- Task
From the listing below, pull out all lines with "object" in them.

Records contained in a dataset

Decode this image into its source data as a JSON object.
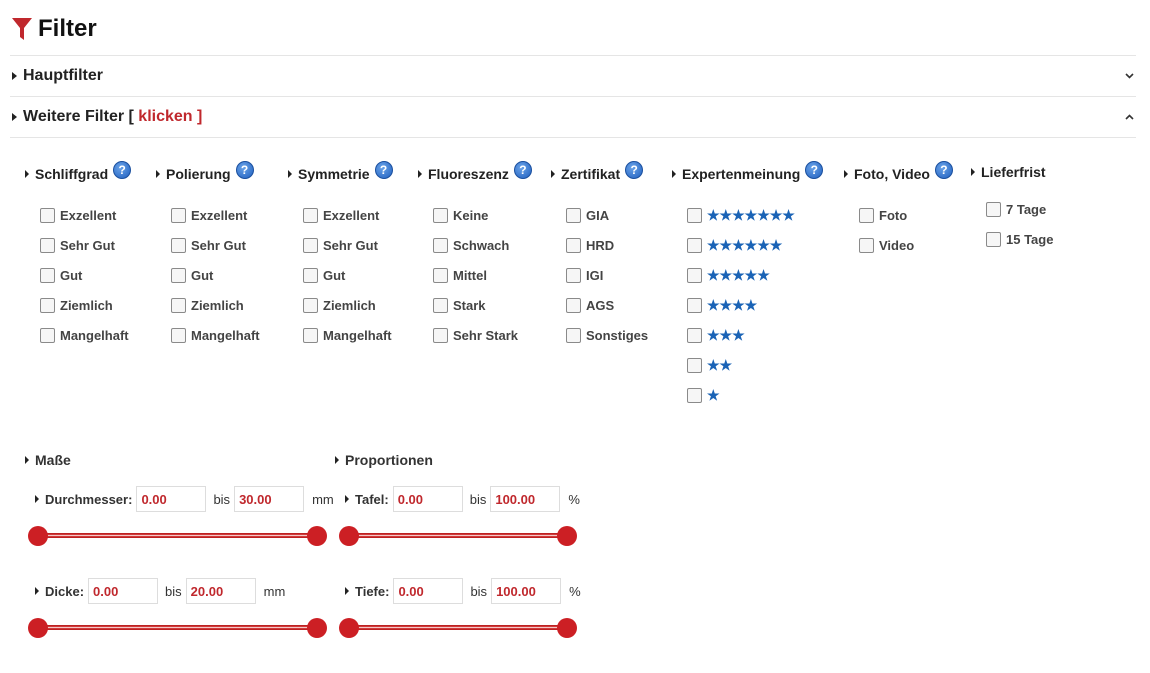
{
  "title": "Filter",
  "colors": {
    "accent": "#c0282d",
    "star": "#1a63b6"
  },
  "sections": {
    "hauptfilter": {
      "label": "Hauptfilter"
    },
    "weitere": {
      "label": "Weitere Filter [ ",
      "link": "klicken ]"
    }
  },
  "columns": [
    {
      "title": "Schliffgrad",
      "help": "?",
      "options": [
        "Exzellent",
        "Sehr Gut",
        "Gut",
        "Ziemlich",
        "Mangelhaft"
      ]
    },
    {
      "title": "Polierung",
      "help": "?",
      "options": [
        "Exzellent",
        "Sehr Gut",
        "Gut",
        "Ziemlich",
        "Mangelhaft"
      ]
    },
    {
      "title": "Symmetrie",
      "help": "?",
      "options": [
        "Exzellent",
        "Sehr Gut",
        "Gut",
        "Ziemlich",
        "Mangelhaft"
      ]
    },
    {
      "title": "Fluoreszenz",
      "help": "?",
      "options": [
        "Keine",
        "Schwach",
        "Mittel",
        "Stark",
        "Sehr Stark"
      ]
    },
    {
      "title": "Zertifikat",
      "help": "?",
      "options": [
        "GIA",
        "HRD",
        "IGI",
        "AGS",
        "Sonstiges"
      ]
    },
    {
      "title": "Expertenmeinung",
      "help": "?",
      "options": [
        7,
        6,
        5,
        4,
        3,
        2,
        1
      ]
    },
    {
      "title": "Foto, Video",
      "help": "?",
      "options": [
        "Foto",
        "Video"
      ]
    },
    {
      "title": "Lieferfrist",
      "options": [
        "7 Tage",
        "15 Tage"
      ]
    }
  ],
  "masse": {
    "title": "Maße",
    "bis": "bis",
    "durchmesser": {
      "label": "Durchmesser:",
      "from": "0.00",
      "to": "30.00",
      "unit": "mm"
    },
    "dicke": {
      "label": "Dicke:",
      "from": "0.00",
      "to": "20.00",
      "unit": "mm"
    }
  },
  "proportionen": {
    "title": "Proportionen",
    "bis": "bis",
    "tafel": {
      "label": "Tafel:",
      "from": "0.00",
      "to": "100.00",
      "unit": "%"
    },
    "tiefe": {
      "label": "Tiefe:",
      "from": "0.00",
      "to": "100.00",
      "unit": "%"
    }
  }
}
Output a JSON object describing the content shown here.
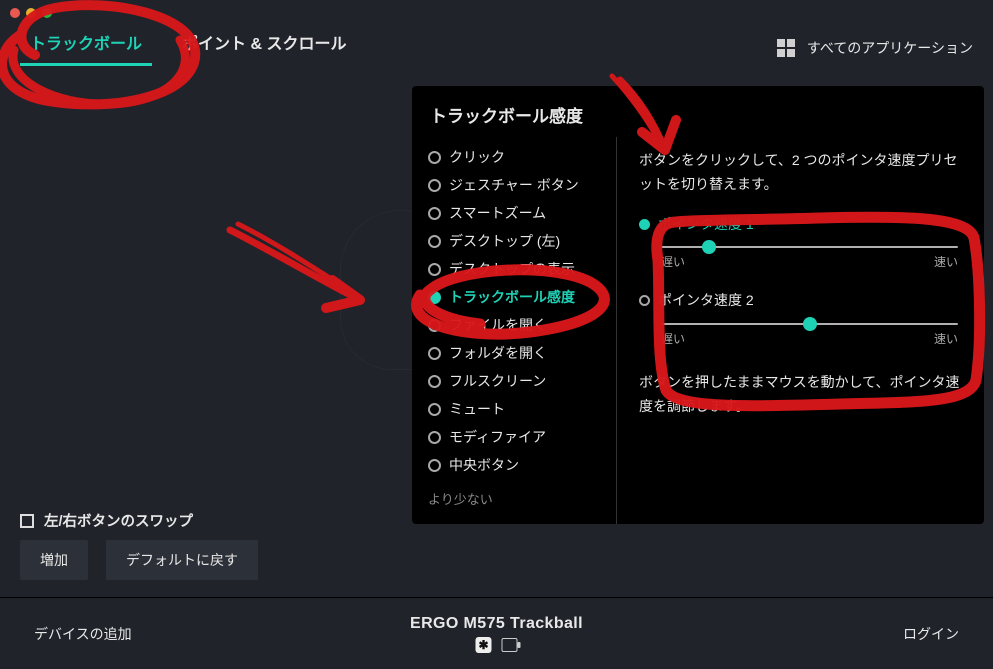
{
  "tabs": {
    "trackball": "トラックボール",
    "point_scroll": "ポイント & スクロール"
  },
  "apps_button": "すべてのアプリケーション",
  "panel": {
    "title": "トラックボール感度",
    "actions": [
      "クリック",
      "ジェスチャー ボタン",
      "スマートズーム",
      "デスクトップ (左)",
      "デスクトップの表示",
      "トラックボール感度",
      "ファイルを開く",
      "フォルダを開く",
      "フルスクリーン",
      "ミュート",
      "モディファイア",
      "中央ボタン"
    ],
    "selected_index": 5,
    "less": "より少ない",
    "intro": "ボタンをクリックして、2 つのポインタ速度プリセットを切り替えます。",
    "speed1": {
      "label": "ポインタ速度 1",
      "pos_pct": 16,
      "slow": "遅い",
      "fast": "速い"
    },
    "speed2": {
      "label": "ポインタ速度 2",
      "pos_pct": 50,
      "slow": "遅い",
      "fast": "速い"
    },
    "note": "ボタンを押したままマウスを動かして、ポインタ速度を調節します。"
  },
  "swap_label": "左/右ボタンのスワップ",
  "buttons": {
    "add": "増加",
    "reset": "デフォルトに戻す"
  },
  "footer": {
    "add_device": "デバイスの追加",
    "device": "ERGO M575 Trackball",
    "login": "ログイン"
  },
  "annot_color": "#d8171a"
}
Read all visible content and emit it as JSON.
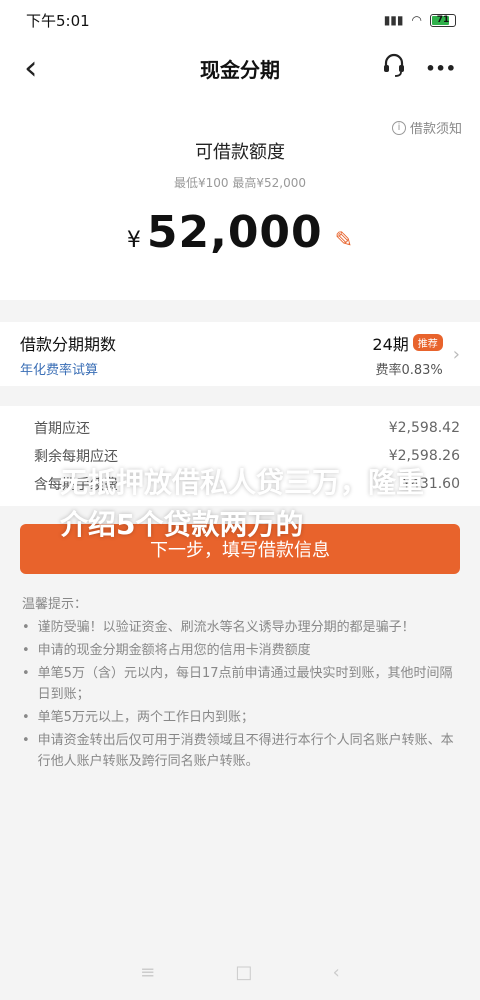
{
  "status": {
    "time": "下午5:01",
    "signal": "📶",
    "wifi": "📶",
    "battery": "71"
  },
  "nav": {
    "back": "‹",
    "title": "现金分期",
    "service": "🎧",
    "more": "•••"
  },
  "amount": {
    "notice": "借款须知",
    "title": "可借款额度",
    "range": "最低¥100  最高¥52,000",
    "currency": "¥",
    "value": "52,000",
    "edit": "✎"
  },
  "term": {
    "label": "借款分期期数",
    "rate_link": "年化费率试算",
    "value": "24期",
    "badge": "推荐",
    "fee_rate": "费率0.83%"
  },
  "repay": [
    {
      "label": "首期应还",
      "value": "¥2,598.42"
    },
    {
      "label": "剩余每期应还",
      "value": "¥2,598.26"
    },
    {
      "label": "含每期手续费",
      "value": "¥431.60"
    }
  ],
  "next_button": "下一步，填写借款信息",
  "tips": {
    "title": "温馨提示：",
    "items": [
      "谨防受骗！以验证资金、刷流水等名义诱导办理分期的都是骗子！",
      "申请的现金分期金额将占用您的信用卡消费额度",
      "单笔5万（含）元以内，每日17点前申请通过最快实时到账，其他时间隔日到账；",
      "单笔5万元以上，两个工作日内到账；",
      "申请资金转出后仅可用于消费领域且不得进行本行个人同名账户转账、本行他人账户转账及跨行同名账户转账。"
    ]
  },
  "overlay": "无抵押放借私人贷三万，隆重介绍5个贷款两万的",
  "bottom_nav": {
    "menu": "≡",
    "home": "□",
    "back": "‹"
  },
  "colors": {
    "accent": "#e8632c",
    "link": "#3b6fb6"
  }
}
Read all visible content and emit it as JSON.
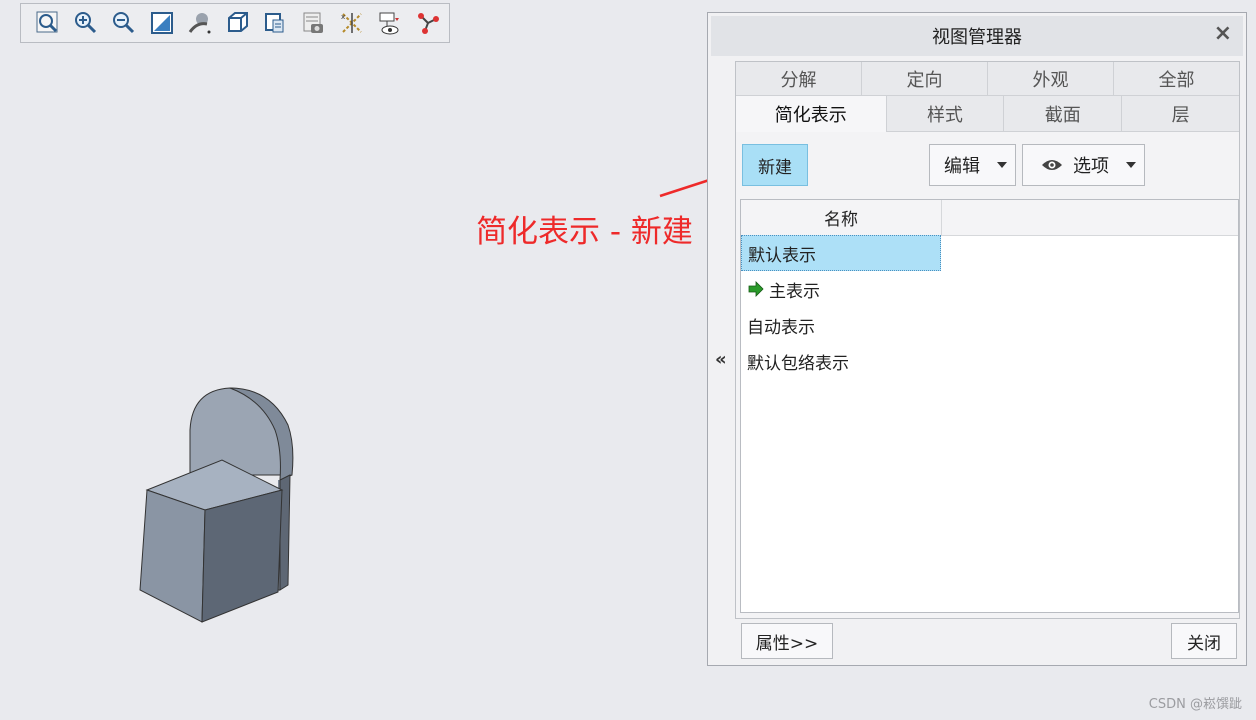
{
  "toolbar": {
    "buttons": [
      {
        "icon": "zoom-fit-icon"
      },
      {
        "icon": "zoom-in-icon"
      },
      {
        "icon": "zoom-out-icon"
      },
      {
        "icon": "repaint-icon"
      },
      {
        "icon": "spin-center-icon"
      },
      {
        "icon": "display-style-icon"
      },
      {
        "icon": "saved-orientations-icon"
      },
      {
        "icon": "view-manager-icon"
      },
      {
        "icon": "datum-display-icon"
      },
      {
        "icon": "annotation-display-icon"
      },
      {
        "icon": "spin-tool-icon"
      }
    ]
  },
  "annotation": {
    "text": "简化表示 - 新建",
    "color": "#ee2a2a"
  },
  "dialog": {
    "title": "视图管理器",
    "close_symbol": "×",
    "collapse_symbol": "«",
    "tabs_row1": [
      "分解",
      "定向",
      "外观",
      "全部"
    ],
    "tabs_row2": [
      "简化表示",
      "样式",
      "截面",
      "层"
    ],
    "active_tab": "简化表示",
    "new_button": "新建",
    "edit_dropdown": "编辑",
    "options_dropdown": "选项",
    "list": {
      "column_header": "名称",
      "rows": [
        {
          "label": "默认表示",
          "selected": true,
          "active": false
        },
        {
          "label": "主表示",
          "selected": false,
          "active": true
        },
        {
          "label": "自动表示",
          "selected": false,
          "active": false
        },
        {
          "label": "默认包络表示",
          "selected": false,
          "active": false
        }
      ]
    },
    "properties_button": "属性>>",
    "close_button": "关闭"
  },
  "watermark": "CSDN @崧馔跐",
  "colors": {
    "accent": "#a9dff6",
    "annotation": "#ee2a2a",
    "active_arrow": "#2a9a2a"
  }
}
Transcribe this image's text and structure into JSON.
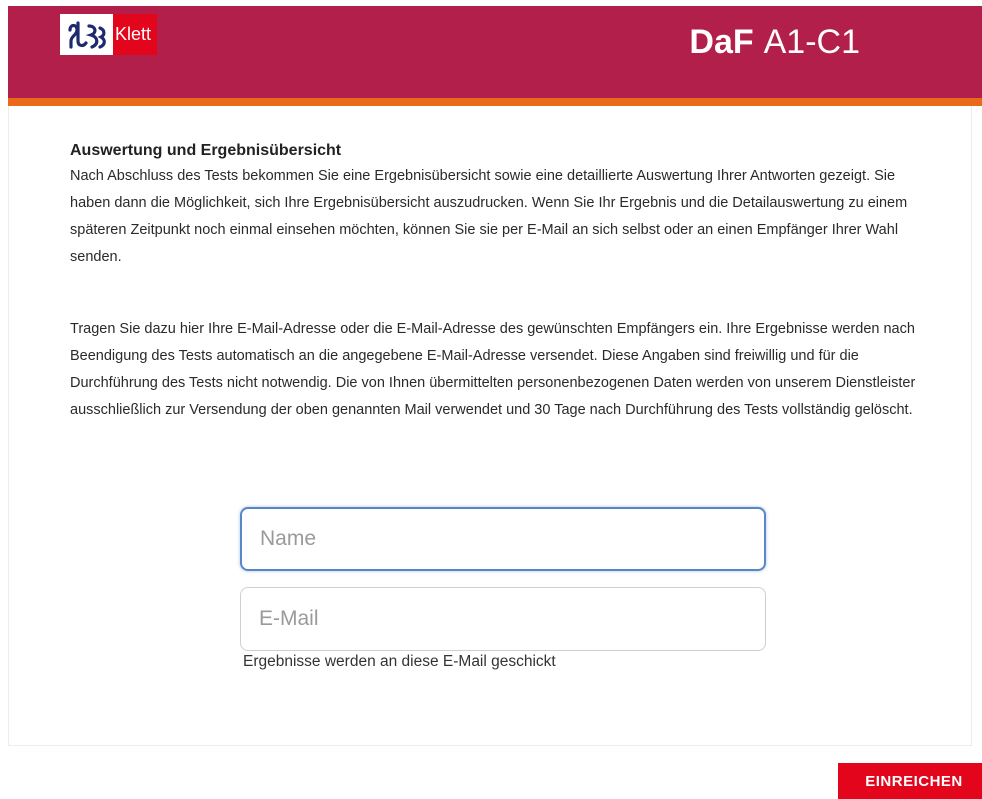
{
  "header": {
    "brand": "Klett",
    "product_main": "DaF",
    "product_level": "A1-C1",
    "colors": {
      "header_bg": "#b21f4b",
      "stripe": "#e86a1a",
      "logo_red": "#e3051b"
    }
  },
  "main": {
    "heading": "Auswertung und Ergebnisübersicht",
    "paragraph1": "Nach Abschluss des Tests bekommen Sie eine Ergebnisübersicht sowie eine detaillierte Auswertung Ihrer Antworten gezeigt. Sie haben dann die Möglichkeit, sich Ihre Ergebnisübersicht auszudrucken. Wenn Sie Ihr Ergebnis und die Detailauswertung zu einem späteren Zeitpunkt noch einmal einsehen möchten, können Sie sie per E-Mail an sich selbst oder an einen Empfänger Ihrer Wahl senden.",
    "paragraph2": "Tragen Sie dazu hier Ihre E-Mail-Adresse oder die E-Mail-Adresse des gewünschten Empfängers ein. Ihre Ergebnisse werden nach Beendigung des Tests automatisch an die angegebene E-Mail-Adresse versendet. Diese Angaben sind freiwillig und für die Durchführung des Tests nicht notwendig. Die von Ihnen übermittelten personenbezogenen Daten werden von unserem Dienstleister ausschließlich zur Versendung der oben genannten Mail verwendet und 30 Tage nach Durchführung des Tests vollständig gelöscht."
  },
  "form": {
    "name_placeholder": "Name",
    "name_value": "",
    "email_placeholder": "E-Mail",
    "email_value": "",
    "email_hint": "Ergebnisse werden an diese E-Mail geschickt"
  },
  "actions": {
    "submit_label": "EINREICHEN",
    "submit_color": "#e3051b"
  }
}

- Worked answer
Decode this image into its source data as a JSON object.
Output a JSON object describing the content shown here.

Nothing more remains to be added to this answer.